## Activity
All of the data needs to be repeated exactly.
------------------------------------
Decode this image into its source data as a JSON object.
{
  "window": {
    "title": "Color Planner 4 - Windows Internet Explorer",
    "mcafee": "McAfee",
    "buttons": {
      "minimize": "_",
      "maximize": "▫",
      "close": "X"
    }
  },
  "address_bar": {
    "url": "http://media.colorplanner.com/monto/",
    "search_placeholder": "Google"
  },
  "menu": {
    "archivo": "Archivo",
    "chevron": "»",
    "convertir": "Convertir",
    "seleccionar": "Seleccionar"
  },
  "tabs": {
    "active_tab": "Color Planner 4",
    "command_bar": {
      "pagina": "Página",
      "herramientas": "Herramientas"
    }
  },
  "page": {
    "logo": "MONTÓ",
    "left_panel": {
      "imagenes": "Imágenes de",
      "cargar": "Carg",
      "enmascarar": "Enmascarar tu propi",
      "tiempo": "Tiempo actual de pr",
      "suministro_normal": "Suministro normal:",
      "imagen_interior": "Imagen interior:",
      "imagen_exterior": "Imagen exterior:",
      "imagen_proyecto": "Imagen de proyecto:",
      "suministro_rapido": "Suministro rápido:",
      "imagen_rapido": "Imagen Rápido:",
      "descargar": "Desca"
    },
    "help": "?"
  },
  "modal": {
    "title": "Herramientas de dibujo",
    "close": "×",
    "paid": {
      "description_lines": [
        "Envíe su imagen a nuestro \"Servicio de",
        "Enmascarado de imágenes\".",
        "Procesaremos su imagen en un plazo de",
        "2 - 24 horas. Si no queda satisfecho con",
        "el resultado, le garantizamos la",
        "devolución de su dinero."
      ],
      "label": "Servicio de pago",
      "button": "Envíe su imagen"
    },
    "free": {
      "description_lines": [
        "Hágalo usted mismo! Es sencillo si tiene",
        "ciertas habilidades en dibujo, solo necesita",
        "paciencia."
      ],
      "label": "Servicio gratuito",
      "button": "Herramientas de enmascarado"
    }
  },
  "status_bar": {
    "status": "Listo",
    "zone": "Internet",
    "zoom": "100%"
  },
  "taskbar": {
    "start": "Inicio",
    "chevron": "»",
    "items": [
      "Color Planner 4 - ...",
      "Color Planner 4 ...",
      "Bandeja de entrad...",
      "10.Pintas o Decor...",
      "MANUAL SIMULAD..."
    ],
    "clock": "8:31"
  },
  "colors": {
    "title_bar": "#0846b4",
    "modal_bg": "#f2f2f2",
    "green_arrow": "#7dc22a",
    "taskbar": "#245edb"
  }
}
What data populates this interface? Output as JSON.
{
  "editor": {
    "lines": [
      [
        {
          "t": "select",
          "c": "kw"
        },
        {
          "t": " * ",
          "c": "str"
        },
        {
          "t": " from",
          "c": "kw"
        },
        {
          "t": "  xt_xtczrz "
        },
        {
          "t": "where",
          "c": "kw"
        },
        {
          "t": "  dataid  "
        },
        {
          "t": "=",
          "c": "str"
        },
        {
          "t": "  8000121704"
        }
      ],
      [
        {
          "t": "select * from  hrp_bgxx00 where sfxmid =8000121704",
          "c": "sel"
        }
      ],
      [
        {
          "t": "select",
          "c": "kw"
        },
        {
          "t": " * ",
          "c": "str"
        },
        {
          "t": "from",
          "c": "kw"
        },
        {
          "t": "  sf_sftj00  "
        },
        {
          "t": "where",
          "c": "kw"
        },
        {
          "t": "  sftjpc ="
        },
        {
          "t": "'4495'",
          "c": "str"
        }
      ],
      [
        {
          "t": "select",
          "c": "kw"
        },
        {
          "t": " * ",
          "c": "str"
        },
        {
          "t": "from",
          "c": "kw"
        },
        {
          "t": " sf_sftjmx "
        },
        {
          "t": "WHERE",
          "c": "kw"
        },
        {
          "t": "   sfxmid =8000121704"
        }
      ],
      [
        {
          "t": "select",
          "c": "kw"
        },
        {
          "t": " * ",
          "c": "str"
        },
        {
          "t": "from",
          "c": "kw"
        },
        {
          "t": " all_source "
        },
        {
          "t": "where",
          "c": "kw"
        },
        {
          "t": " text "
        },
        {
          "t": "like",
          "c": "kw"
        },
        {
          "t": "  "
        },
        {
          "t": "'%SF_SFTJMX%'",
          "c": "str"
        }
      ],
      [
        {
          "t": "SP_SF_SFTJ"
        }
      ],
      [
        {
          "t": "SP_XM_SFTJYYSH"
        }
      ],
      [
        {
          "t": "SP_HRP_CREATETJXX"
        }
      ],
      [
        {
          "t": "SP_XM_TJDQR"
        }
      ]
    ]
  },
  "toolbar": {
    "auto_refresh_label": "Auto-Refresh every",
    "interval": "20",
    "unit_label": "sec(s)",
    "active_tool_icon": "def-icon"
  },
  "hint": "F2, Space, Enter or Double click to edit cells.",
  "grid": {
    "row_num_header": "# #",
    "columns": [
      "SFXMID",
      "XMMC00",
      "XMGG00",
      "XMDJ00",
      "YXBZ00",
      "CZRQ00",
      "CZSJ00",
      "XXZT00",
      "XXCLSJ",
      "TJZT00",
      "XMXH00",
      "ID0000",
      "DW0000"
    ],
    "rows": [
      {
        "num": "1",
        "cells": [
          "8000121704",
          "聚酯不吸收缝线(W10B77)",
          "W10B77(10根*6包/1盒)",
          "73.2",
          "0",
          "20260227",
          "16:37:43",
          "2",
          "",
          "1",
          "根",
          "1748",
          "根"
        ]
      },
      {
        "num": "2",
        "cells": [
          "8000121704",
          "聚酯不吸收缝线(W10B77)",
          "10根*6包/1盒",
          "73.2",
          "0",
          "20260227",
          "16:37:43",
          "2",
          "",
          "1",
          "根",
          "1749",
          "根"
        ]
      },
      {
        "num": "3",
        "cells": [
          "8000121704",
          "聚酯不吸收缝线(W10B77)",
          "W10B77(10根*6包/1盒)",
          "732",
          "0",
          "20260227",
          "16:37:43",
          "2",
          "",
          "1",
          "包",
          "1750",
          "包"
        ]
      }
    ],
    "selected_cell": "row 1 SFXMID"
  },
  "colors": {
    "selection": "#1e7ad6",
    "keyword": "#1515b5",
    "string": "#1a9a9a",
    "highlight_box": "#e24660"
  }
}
------------------------------------
## Output below
Decode this image into its source data as a JSON object.
{
  "window": {
    "title": "Color Planner 4 - Windows Internet Explorer",
    "mcafee": "McAfee",
    "buttons": {
      "minimize": "_",
      "maximize": "▫",
      "close": "X"
    }
  },
  "address_bar": {
    "url": "http://media.colorplanner.com/monto/",
    "search_placeholder": "Google"
  },
  "menu": {
    "archivo": "Archivo",
    "chevron": "»",
    "convertir": "Convertir",
    "seleccionar": "Seleccionar"
  },
  "tabs": {
    "active_tab": "Color Planner 4",
    "command_bar": {
      "pagina": "Página",
      "herramientas": "Herramientas"
    }
  },
  "page": {
    "logo": "MONTÓ",
    "left_panel": {
      "imagenes": "Imágenes de",
      "cargar": "Carg",
      "enmascarar": "Enmascarar tu propi",
      "tiempo": "Tiempo actual de pr",
      "suministro_normal": "Suministro normal:",
      "imagen_interior": "Imagen interior:",
      "imagen_exterior": "Imagen exterior:",
      "imagen_proyecto": "Imagen de proyecto:",
      "suministro_rapido": "Suministro rápido:",
      "imagen_rapido": "Imagen Rápido:",
      "descargar": "Desca"
    },
    "help": "?"
  },
  "modal": {
    "title": "Herramientas de dibujo",
    "close": "×",
    "paid": {
      "description_lines": [
        "Envíe su imagen a nuestro \"Servicio de",
        "Enmascarado de imágenes\".",
        "Procesaremos su imagen en un plazo de",
        "2 - 24 horas. Si no queda satisfecho con",
        "el resultado, le garantizamos la",
        "devolución de su dinero."
      ],
      "label": "Servicio de pago",
      "button": "Envíe su imagen"
    },
    "free": {
      "description_lines": [
        "Hágalo usted mismo! Es sencillo si tiene",
        "ciertas habilidades en dibujo, solo necesita",
        "paciencia."
      ],
      "label": "Servicio gratuito",
      "button": "Herramientas de enmascarado"
    }
  },
  "status_bar": {
    "status": "Listo",
    "zone": "Internet",
    "zoom": "100%"
  },
  "taskbar": {
    "start": "Inicio",
    "chevron": "»",
    "items": [
      "Color Planner 4 - ...",
      "Color Planner 4 ...",
      "Bandeja de entrad...",
      "10.Pintas o Decor...",
      "MANUAL SIMULAD..."
    ],
    "clock": "8:31"
  },
  "colors": {
    "title_bar": "#0846b4",
    "modal_bg": "#f2f2f2",
    "green_arrow": "#7dc22a",
    "taskbar": "#245edb"
  }
}
What data populates this interface? Output as JSON.
{
  "editor": {
    "lines": [
      [
        {
          "t": "select",
          "c": "kw"
        },
        {
          "t": " * ",
          "c": "str"
        },
        {
          "t": " from",
          "c": "kw"
        },
        {
          "t": "  xt_xtczrz "
        },
        {
          "t": "where",
          "c": "kw"
        },
        {
          "t": "  dataid  "
        },
        {
          "t": "=",
          "c": "str"
        },
        {
          "t": "  8000121704"
        }
      ],
      [
        {
          "t": "select * from  hrp_bgxx00 where sfxmid =8000121704",
          "c": "sel"
        }
      ],
      [
        {
          "t": "select",
          "c": "kw"
        },
        {
          "t": " * ",
          "c": "str"
        },
        {
          "t": "from",
          "c": "kw"
        },
        {
          "t": "  sf_sftj00  "
        },
        {
          "t": "where",
          "c": "kw"
        },
        {
          "t": "  sftjpc ="
        },
        {
          "t": "'4495'",
          "c": "str"
        }
      ],
      [
        {
          "t": "select",
          "c": "kw"
        },
        {
          "t": " * ",
          "c": "str"
        },
        {
          "t": "from",
          "c": "kw"
        },
        {
          "t": " sf_sftjmx "
        },
        {
          "t": "WHERE",
          "c": "kw"
        },
        {
          "t": "   sfxmid =8000121704"
        }
      ],
      [
        {
          "t": "select",
          "c": "kw"
        },
        {
          "t": " * ",
          "c": "str"
        },
        {
          "t": "from",
          "c": "kw"
        },
        {
          "t": " all_source "
        },
        {
          "t": "where",
          "c": "kw"
        },
        {
          "t": " text "
        },
        {
          "t": "like",
          "c": "kw"
        },
        {
          "t": "  "
        },
        {
          "t": "'%SF_SFTJMX%'",
          "c": "str"
        }
      ],
      [
        {
          "t": "SP_SF_SFTJ"
        }
      ],
      [
        {
          "t": "SP_XM_SFTJYYSH"
        }
      ],
      [
        {
          "t": "SP_HRP_CREATETJXX"
        }
      ],
      [
        {
          "t": "SP_XM_TJDQR"
        }
      ]
    ]
  },
  "toolbar": {
    "auto_refresh_label": "Auto-Refresh every",
    "interval": "20",
    "unit_label": "sec(s)",
    "active_tool_icon": "def-icon"
  },
  "hint": "F2, Space, Enter or Double click to edit cells.",
  "grid": {
    "row_num_header": "# #",
    "columns": [
      "SFXMID",
      "XMMC00",
      "XMGG00",
      "XMDJ00",
      "YXBZ00",
      "CZRQ00",
      "CZSJ00",
      "XXZT00",
      "XXCLSJ",
      "TJZT00",
      "XMXH00",
      "ID0000",
      "DW0000"
    ],
    "rows": [
      {
        "num": "1",
        "cells": [
          "8000121704",
          "聚酯不吸收缝线(W10B77)",
          "W10B77(10根*6包/1盒)",
          "73.2",
          "0",
          "20260227",
          "16:37:43",
          "2",
          "",
          "1",
          "根",
          "1748",
          "根"
        ]
      },
      {
        "num": "2",
        "cells": [
          "8000121704",
          "聚酯不吸收缝线(W10B77)",
          "10根*6包/1盒",
          "73.2",
          "0",
          "20260227",
          "16:37:43",
          "2",
          "",
          "1",
          "根",
          "1749",
          "根"
        ]
      },
      {
        "num": "3",
        "cells": [
          "8000121704",
          "聚酯不吸收缝线(W10B77)",
          "W10B77(10根*6包/1盒)",
          "732",
          "0",
          "20260227",
          "16:37:43",
          "2",
          "",
          "1",
          "包",
          "1750",
          "包"
        ]
      }
    ],
    "selected_cell": "row 1 SFXMID"
  },
  "colors": {
    "selection": "#1e7ad6",
    "keyword": "#1515b5",
    "string": "#1a9a9a",
    "highlight_box": "#e24660"
  }
}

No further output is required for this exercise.